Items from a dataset
-- START --
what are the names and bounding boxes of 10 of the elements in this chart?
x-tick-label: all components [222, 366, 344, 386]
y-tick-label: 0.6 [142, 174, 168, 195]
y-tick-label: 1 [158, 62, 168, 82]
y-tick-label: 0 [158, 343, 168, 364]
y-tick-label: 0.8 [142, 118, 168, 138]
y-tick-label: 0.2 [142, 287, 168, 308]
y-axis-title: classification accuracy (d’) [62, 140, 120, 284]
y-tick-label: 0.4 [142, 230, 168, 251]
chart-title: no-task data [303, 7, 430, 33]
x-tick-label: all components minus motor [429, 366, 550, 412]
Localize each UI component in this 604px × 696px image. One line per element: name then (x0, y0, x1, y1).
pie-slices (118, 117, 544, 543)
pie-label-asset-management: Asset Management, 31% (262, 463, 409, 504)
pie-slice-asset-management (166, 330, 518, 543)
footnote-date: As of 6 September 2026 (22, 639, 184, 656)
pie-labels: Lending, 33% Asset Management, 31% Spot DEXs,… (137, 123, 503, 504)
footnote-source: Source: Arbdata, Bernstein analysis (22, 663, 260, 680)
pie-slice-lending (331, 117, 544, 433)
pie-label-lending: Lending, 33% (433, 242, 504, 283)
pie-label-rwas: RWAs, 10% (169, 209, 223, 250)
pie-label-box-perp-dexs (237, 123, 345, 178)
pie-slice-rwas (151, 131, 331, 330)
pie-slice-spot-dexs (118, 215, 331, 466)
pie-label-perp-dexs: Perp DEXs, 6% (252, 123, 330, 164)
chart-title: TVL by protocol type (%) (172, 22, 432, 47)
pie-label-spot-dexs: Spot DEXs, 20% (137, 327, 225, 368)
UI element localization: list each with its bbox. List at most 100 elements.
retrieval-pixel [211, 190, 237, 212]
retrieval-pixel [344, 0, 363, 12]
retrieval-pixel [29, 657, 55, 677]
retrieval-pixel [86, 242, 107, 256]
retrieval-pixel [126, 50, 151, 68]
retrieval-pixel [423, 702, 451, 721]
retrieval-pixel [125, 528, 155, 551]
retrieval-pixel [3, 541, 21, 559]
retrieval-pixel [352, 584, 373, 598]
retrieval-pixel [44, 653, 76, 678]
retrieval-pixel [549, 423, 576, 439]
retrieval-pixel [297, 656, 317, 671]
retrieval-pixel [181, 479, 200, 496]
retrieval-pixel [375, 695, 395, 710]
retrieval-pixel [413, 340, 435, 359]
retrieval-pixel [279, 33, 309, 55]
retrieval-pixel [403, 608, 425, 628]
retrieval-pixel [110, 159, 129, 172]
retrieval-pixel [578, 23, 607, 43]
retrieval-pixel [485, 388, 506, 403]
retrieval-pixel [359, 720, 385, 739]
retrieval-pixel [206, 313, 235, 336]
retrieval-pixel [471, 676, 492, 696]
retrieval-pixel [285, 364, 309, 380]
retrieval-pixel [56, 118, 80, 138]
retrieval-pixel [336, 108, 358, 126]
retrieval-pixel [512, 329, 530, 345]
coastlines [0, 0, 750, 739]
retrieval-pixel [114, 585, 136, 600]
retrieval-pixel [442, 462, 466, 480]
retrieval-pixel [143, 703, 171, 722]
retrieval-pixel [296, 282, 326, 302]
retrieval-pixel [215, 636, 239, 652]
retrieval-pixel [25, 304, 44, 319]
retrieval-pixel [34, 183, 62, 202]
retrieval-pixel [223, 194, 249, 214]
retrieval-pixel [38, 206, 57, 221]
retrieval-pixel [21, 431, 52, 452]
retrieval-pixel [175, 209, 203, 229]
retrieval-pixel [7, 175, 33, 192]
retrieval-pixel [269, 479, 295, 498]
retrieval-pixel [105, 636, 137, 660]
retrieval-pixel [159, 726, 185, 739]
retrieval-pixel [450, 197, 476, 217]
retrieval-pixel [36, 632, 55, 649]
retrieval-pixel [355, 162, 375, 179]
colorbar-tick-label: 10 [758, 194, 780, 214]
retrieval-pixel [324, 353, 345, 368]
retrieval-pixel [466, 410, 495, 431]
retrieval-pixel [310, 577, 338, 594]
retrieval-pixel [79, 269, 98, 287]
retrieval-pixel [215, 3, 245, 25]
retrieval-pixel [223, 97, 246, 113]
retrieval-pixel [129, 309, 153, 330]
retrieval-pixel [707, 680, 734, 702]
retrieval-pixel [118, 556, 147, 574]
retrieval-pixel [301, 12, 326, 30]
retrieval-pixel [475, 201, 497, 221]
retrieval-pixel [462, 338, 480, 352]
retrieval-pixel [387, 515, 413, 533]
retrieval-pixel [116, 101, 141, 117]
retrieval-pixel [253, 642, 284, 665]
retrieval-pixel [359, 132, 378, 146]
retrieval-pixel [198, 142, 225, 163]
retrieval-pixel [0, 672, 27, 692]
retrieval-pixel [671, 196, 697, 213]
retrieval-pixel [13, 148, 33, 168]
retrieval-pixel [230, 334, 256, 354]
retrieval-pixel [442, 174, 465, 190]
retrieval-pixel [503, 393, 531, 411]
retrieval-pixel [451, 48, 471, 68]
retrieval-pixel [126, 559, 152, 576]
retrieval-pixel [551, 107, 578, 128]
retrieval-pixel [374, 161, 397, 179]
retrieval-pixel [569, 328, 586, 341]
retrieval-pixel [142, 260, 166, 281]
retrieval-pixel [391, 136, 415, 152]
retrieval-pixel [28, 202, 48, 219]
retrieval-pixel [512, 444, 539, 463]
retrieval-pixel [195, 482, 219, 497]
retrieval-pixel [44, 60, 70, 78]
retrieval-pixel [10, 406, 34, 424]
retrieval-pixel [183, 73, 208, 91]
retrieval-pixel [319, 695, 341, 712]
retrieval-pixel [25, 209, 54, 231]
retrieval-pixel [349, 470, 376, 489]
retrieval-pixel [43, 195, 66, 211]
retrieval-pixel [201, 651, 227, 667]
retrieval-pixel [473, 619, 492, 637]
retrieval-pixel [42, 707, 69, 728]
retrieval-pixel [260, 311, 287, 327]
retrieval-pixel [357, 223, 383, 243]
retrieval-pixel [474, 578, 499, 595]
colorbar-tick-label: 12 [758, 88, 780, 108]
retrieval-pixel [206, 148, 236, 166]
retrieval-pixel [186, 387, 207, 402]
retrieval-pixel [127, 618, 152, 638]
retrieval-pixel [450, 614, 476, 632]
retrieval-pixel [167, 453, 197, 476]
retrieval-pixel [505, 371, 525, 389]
-- END --
Objective ::
Format the lines of the records above as a JSON list of strings, one string per line, omitting any blank lines.

The output ::
[
  "what are the names and bounding boxes of 10 of the elements in this chart?",
  "x-tick-label: all components [222, 366, 344, 386]",
  "y-tick-label: 0.6 [142, 174, 168, 195]",
  "y-tick-label: 1 [158, 62, 168, 82]",
  "y-tick-label: 0 [158, 343, 168, 364]",
  "y-tick-label: 0.8 [142, 118, 168, 138]",
  "y-tick-label: 0.2 [142, 287, 168, 308]",
  "y-axis-title: classification accuracy (d’) [62, 140, 120, 284]",
  "y-tick-label: 0.4 [142, 230, 168, 251]",
  "chart-title: no-task data [303, 7, 430, 33]",
  "x-tick-label: all components minus motor [429, 366, 550, 412]",
  "Localize each UI component in this 604px × 696px image. One line per element: name then (x0, y0, x1, y1).",
  "pie-slices (118, 117, 544, 543)",
  "pie-label-asset-management: Asset Management, 31% (262, 463, 409, 504)",
  "pie-slice-asset-management (166, 330, 518, 543)",
  "footnote-date: As of 6 September 2026 (22, 639, 184, 656)",
  "pie-labels: Lending, 33% Asset Management, 31% Spot DEXs,… (137, 123, 503, 504)",
  "footnote-source: Source: Arbdata, Bernstein analysis (22, 663, 260, 680)",
  "pie-slice-lending (331, 117, 544, 433)",
  "pie-label-lending: Lending, 33% (433, 242, 504, 283)",
  "pie-label-rwas: RWAs, 10% (169, 209, 223, 250)",
  "pie-label-box-perp-dexs (237, 123, 345, 178)",
  "pie-slice-rwas (151, 131, 331, 330)",
  "pie-slice-spot-dexs (118, 215, 331, 466)",
  "pie-label-perp-dexs: Perp DEXs, 6% (252, 123, 330, 164)",
  "chart-title: TVL by protocol type (%) (172, 22, 432, 47)",
  "pie-label-spot-dexs: Spot DEXs, 20% (137, 327, 225, 368)",
  "UI element localization: list each with its bbox. List at most 100 elements.",
  "retrieval-pixel [211, 190, 237, 212]",
  "retrieval-pixel [344, 0, 363, 12]",
  "retrieval-pixel [29, 657, 55, 677]",
  "retrieval-pixel [86, 242, 107, 256]",
  "retrieval-pixel [126, 50, 151, 68]",
  "retrieval-pixel [423, 702, 451, 721]",
  "retrieval-pixel [125, 528, 155, 551]",
  "retrieval-pixel [3, 541, 21, 559]",
  "retrieval-pixel [352, 584, 373, 598]",
  "retrieval-pixel [44, 653, 76, 678]",
  "retrieval-pixel [549, 423, 576, 439]",
  "retrieval-pixel [297, 656, 317, 671]",
  "retrieval-pixel [181, 479, 200, 496]",
  "retrieval-pixel [375, 695, 395, 710]",
  "retrieval-pixel [413, 340, 435, 359]",
  "retrieval-pixel [279, 33, 309, 55]",
  "retrieval-pixel [403, 608, 425, 628]",
  "retrieval-pixel [110, 159, 129, 172]",
  "retrieval-pixel [578, 23, 607, 43]",
  "retrieval-pixel [485, 388, 506, 403]",
  "retrieval-pixel [359, 720, 385, 739]",
  "retrieval-pixel [206, 313, 235, 336]",
  "retrieval-pixel [471, 676, 492, 696]",
  "retrieval-pixel [285, 364, 309, 380]",
  "retrieval-pixel [56, 118, 80, 138]",
  "retrieval-pixel [336, 108, 358, 126]",
  "retrieval-pixel [512, 329, 530, 345]",
  "coastlines [0, 0, 750, 739]",
  "retrieval-pixel [114, 585, 136, 600]",
  "retrieval-pixel [442, 462, 466, 480]",
  "retrieval-pixel [143, 703, 171, 722]",
  "retrieval-pixel [296, 282, 326, 302]",
  "retrieval-pixel [215, 636, 239, 652]",
  "retrieval-pixel [25, 304, 44, 319]",
  "retrieval-pixel [34, 183, 62, 202]",
  "retrieval-pixel [223, 194, 249, 214]",
  "retrieval-pixel [38, 206, 57, 221]",
  "retrieval-pixel [21, 431, 52, 452]",
  "retrieval-pixel [175, 209, 203, 229]",
  "retrieval-pixel [7, 175, 33, 192]",
  "retrieval-pixel [269, 479, 295, 498]",
  "retrieval-pixel [105, 636, 137, 660]",
  "retrieval-pixel [159, 726, 185, 739]",
  "retrieval-pixel [450, 197, 476, 217]",
  "retrieval-pixel [36, 632, 55, 649]",
  "retrieval-pixel [355, 162, 375, 179]",
  "colorbar-tick-label: 10 [758, 194, 780, 214]",
  "retrieval-pixel [324, 353, 345, 368]",
  "retrieval-pixel [466, 410, 495, 431]",
  "retrieval-pixel [310, 577, 338, 594]",
  "retrieval-pixel [79, 269, 98, 287]",
  "retrieval-pixel [215, 3, 245, 25]",
  "retrieval-pixel [223, 97, 246, 113]",
  "retrieval-pixel [129, 309, 153, 330]",
  "retrieval-pixel [707, 680, 734, 702]",
  "retrieval-pixel [118, 556, 147, 574]",
  "retrieval-pixel [301, 12, 326, 30]",
  "retrieval-pixel [475, 201, 497, 221]",
  "retrieval-pixel [462, 338, 480, 352]",
  "retrieval-pixel [387, 515, 413, 533]",
  "retrieval-pixel [116, 101, 141, 117]",
  "retrieval-pixel [253, 642, 284, 665]",
  "retrieval-pixel [359, 132, 378, 146]",
  "retrieval-pixel [198, 142, 225, 163]",
  "retrieval-pixel [0, 672, 27, 692]",
  "retrieval-pixel [671, 196, 697, 213]",
  "retrieval-pixel [13, 148, 33, 168]",
  "retrieval-pixel [230, 334, 256, 354]",
  "retrieval-pixel [442, 174, 465, 190]",
  "retrieval-pixel [503, 393, 531, 411]",
  "retrieval-pixel [451, 48, 471, 68]",
  "retrieval-pixel [126, 559, 152, 576]",
  "retrieval-pixel [551, 107, 578, 128]",
  "retrieval-pixel [374, 161, 397, 179]",
  "retrieval-pixel [569, 328, 586, 341]",
  "retrieval-pixel [142, 260, 166, 281]",
  "retrieval-pixel [391, 136, 415, 152]",
  "retrieval-pixel [28, 202, 48, 219]",
  "retrieval-pixel [512, 444, 539, 463]",
  "retrieval-pixel [195, 482, 219, 497]",
  "retrieval-pixel [44, 60, 70, 78]",
  "retrieval-pixel [10, 406, 34, 424]",
  "retrieval-pixel [183, 73, 208, 91]",
  "retrieval-pixel [319, 695, 341, 712]",
  "retrieval-pixel [25, 209, 54, 231]",
  "retrieval-pixel [349, 470, 376, 489]",
  "retrieval-pixel [43, 195, 66, 211]",
  "retrieval-pixel [201, 651, 227, 667]",
  "retrieval-pixel [473, 619, 492, 637]",
  "retrieval-pixel [42, 707, 69, 728]",
  "retrieval-pixel [260, 311, 287, 327]",
  "retrieval-pixel [357, 223, 383, 243]",
  "retrieval-pixel [474, 578, 499, 595]",
  "colorbar-tick-label: 12 [758, 88, 780, 108]",
  "retrieval-pixel [206, 148, 236, 166]",
  "retrieval-pixel [186, 387, 207, 402]",
  "retrieval-pixel [127, 618, 152, 638]",
  "retrieval-pixel [450, 614, 476, 632]",
  "retrieval-pixel [167, 453, 197, 476]",
  "retrieval-pixel [505, 371, 525, 389]"
]